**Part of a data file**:

···

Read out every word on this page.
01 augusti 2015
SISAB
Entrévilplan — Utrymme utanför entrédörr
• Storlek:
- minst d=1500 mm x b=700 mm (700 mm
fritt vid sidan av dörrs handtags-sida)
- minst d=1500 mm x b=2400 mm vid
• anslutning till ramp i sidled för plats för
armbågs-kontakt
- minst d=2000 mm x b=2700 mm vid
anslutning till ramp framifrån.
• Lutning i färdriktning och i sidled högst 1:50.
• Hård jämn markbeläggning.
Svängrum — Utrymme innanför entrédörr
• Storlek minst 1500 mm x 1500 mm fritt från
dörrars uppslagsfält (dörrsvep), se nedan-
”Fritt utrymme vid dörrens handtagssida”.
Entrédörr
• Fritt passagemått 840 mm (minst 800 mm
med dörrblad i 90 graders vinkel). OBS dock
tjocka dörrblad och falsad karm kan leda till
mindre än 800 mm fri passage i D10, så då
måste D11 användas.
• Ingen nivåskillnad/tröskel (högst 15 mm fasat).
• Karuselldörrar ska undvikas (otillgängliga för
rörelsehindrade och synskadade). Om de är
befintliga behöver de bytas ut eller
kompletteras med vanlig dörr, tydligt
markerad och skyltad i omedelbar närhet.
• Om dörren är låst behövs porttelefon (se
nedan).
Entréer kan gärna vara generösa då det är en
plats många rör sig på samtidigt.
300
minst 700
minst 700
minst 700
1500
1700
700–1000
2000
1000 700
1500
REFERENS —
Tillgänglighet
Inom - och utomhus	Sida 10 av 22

···

**TASK TO COMPLETE**:
Copy every line of the listing containing the string "nedan".

**RESPONSE BELOW**:
dörrars uppslagsfält (dörrsvep), se nedan-
nedan).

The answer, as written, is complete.